## WHAT YOU NEED TO DO
Print out every record exactly as it appears.

Records:
※
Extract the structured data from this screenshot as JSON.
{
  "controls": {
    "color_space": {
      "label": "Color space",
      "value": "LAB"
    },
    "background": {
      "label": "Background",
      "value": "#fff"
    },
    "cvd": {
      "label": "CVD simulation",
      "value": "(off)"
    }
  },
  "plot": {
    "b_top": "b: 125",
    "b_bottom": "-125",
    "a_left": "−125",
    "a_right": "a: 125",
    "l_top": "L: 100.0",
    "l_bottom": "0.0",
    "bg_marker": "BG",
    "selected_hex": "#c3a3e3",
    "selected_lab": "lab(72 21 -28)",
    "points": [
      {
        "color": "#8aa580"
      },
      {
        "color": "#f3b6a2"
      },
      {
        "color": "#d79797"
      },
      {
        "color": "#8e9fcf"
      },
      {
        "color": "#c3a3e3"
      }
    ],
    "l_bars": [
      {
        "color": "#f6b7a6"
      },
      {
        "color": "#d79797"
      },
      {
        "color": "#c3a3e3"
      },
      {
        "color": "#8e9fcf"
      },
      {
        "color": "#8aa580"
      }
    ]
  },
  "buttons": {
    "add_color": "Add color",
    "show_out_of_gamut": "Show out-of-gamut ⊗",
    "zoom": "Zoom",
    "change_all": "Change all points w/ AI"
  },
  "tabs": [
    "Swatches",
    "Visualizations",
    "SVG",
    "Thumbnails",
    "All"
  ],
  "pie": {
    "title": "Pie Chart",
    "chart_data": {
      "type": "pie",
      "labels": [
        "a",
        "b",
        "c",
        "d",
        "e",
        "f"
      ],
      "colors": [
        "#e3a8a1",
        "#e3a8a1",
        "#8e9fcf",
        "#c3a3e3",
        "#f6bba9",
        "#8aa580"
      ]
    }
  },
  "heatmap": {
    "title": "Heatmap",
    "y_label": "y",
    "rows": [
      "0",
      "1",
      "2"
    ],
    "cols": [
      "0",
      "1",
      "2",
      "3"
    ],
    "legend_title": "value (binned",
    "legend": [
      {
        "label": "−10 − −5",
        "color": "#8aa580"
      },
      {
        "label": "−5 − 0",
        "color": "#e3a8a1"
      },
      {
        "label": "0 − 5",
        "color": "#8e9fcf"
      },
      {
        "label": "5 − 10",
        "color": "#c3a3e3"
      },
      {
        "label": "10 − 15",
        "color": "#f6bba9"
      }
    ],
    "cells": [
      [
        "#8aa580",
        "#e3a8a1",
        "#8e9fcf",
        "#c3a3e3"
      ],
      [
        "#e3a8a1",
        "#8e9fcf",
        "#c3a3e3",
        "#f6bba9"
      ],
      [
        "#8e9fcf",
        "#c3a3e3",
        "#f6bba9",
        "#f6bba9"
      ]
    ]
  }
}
※
## RESULT FOR THIS TASK
Extract the structured data from this screenshot as JSON.
{
  "controls": {
    "color_space": {
      "label": "Color space",
      "value": "LAB"
    },
    "background": {
      "label": "Background",
      "value": "#fff"
    },
    "cvd": {
      "label": "CVD simulation",
      "value": "(off)"
    }
  },
  "plot": {
    "b_top": "b: 125",
    "b_bottom": "-125",
    "a_left": "−125",
    "a_right": "a: 125",
    "l_top": "L: 100.0",
    "l_bottom": "0.0",
    "bg_marker": "BG",
    "selected_hex": "#c3a3e3",
    "selected_lab": "lab(72 21 -28)",
    "points": [
      {
        "color": "#8aa580"
      },
      {
        "color": "#f3b6a2"
      },
      {
        "color": "#d79797"
      },
      {
        "color": "#8e9fcf"
      },
      {
        "color": "#c3a3e3"
      }
    ],
    "l_bars": [
      {
        "color": "#f6b7a6"
      },
      {
        "color": "#d79797"
      },
      {
        "color": "#c3a3e3"
      },
      {
        "color": "#8e9fcf"
      },
      {
        "color": "#8aa580"
      }
    ]
  },
  "buttons": {
    "add_color": "Add color",
    "show_out_of_gamut": "Show out-of-gamut ⊗",
    "zoom": "Zoom",
    "change_all": "Change all points w/ AI"
  },
  "tabs": [
    "Swatches",
    "Visualizations",
    "SVG",
    "Thumbnails",
    "All"
  ],
  "pie": {
    "title": "Pie Chart",
    "chart_data": {
      "type": "pie",
      "labels": [
        "a",
        "b",
        "c",
        "d",
        "e",
        "f"
      ],
      "colors": [
        "#e3a8a1",
        "#e3a8a1",
        "#8e9fcf",
        "#c3a3e3",
        "#f6bba9",
        "#8aa580"
      ]
    }
  },
  "heatmap": {
    "title": "Heatmap",
    "y_label": "y",
    "rows": [
      "0",
      "1",
      "2"
    ],
    "cols": [
      "0",
      "1",
      "2",
      "3"
    ],
    "legend_title": "value (binned",
    "legend": [
      {
        "label": "−10 − −5",
        "color": "#8aa580"
      },
      {
        "label": "−5 − 0",
        "color": "#e3a8a1"
      },
      {
        "label": "0 − 5",
        "color": "#8e9fcf"
      },
      {
        "label": "5 − 10",
        "color": "#c3a3e3"
      },
      {
        "label": "10 − 15",
        "color": "#f6bba9"
      }
    ],
    "cells": [
      [
        "#8aa580",
        "#e3a8a1",
        "#8e9fcf",
        "#c3a3e3"
      ],
      [
        "#e3a8a1",
        "#8e9fcf",
        "#c3a3e3",
        "#f6bba9"
      ],
      [
        "#8e9fcf",
        "#c3a3e3",
        "#f6bba9",
        "#f6bba9"
      ]
    ]
  }
}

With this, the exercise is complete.